▸ **What to work on**
Copy, in full, each line of the material that holds the word "преобразователях".

* start Data section *

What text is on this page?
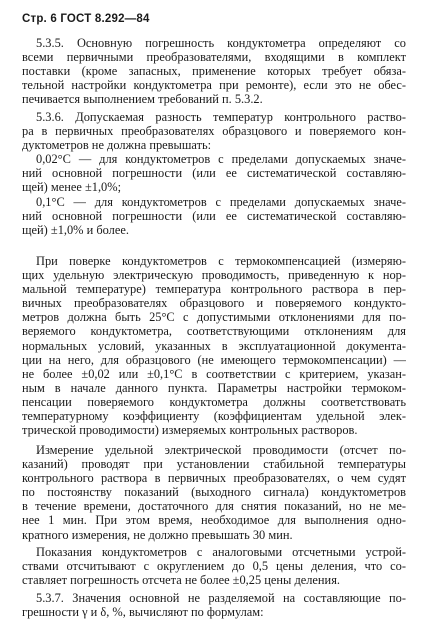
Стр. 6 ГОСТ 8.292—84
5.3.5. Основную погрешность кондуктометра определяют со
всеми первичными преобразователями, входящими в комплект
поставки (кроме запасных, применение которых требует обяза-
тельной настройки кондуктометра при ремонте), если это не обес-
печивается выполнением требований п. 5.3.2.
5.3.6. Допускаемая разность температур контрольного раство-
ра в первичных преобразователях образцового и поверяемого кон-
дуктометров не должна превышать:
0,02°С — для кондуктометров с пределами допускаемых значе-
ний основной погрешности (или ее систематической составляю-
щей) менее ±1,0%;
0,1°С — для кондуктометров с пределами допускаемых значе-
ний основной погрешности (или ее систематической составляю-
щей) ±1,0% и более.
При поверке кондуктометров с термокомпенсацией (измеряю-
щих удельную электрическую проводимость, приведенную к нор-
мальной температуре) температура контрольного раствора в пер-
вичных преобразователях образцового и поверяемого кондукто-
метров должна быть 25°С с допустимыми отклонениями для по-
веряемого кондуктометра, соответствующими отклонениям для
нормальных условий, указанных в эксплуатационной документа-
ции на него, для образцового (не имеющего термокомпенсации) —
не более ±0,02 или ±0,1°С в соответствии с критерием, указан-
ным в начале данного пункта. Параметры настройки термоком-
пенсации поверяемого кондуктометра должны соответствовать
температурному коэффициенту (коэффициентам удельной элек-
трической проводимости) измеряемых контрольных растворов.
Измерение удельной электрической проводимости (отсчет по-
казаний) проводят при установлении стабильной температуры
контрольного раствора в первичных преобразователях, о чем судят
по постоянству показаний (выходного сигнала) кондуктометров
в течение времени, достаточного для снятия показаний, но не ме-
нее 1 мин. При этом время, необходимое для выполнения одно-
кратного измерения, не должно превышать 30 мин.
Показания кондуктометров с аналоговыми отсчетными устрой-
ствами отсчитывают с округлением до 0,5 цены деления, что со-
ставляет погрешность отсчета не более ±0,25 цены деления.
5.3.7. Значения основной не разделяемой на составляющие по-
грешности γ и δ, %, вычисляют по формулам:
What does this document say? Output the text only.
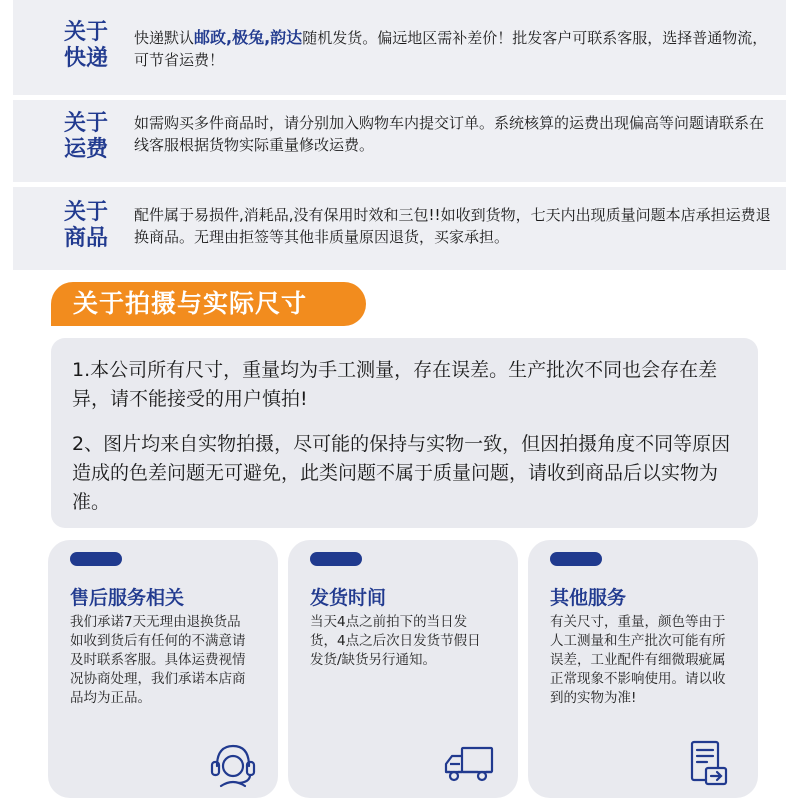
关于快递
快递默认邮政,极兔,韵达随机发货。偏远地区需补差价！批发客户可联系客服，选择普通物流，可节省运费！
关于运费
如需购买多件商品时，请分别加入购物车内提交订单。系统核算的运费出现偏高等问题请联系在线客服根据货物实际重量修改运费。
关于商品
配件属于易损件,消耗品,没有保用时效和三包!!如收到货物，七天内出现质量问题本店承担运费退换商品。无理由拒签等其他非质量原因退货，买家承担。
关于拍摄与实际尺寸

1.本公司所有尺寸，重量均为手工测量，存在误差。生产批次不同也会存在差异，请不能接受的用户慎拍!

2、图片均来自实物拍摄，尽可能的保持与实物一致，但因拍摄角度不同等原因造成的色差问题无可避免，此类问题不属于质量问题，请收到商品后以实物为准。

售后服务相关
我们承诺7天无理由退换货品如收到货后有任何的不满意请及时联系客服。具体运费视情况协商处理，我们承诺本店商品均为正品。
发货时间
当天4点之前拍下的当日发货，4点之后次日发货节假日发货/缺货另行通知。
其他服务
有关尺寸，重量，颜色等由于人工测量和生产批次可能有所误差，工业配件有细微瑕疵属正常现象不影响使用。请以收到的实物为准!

* end Data section *

▸ **Finished exercise**
ра в первичных преобразователях образцового и поверяемого кон-
вичных преобразователях образцового и поверяемого кондукто-
контрольного раствора в первичных преобразователях, о чем судят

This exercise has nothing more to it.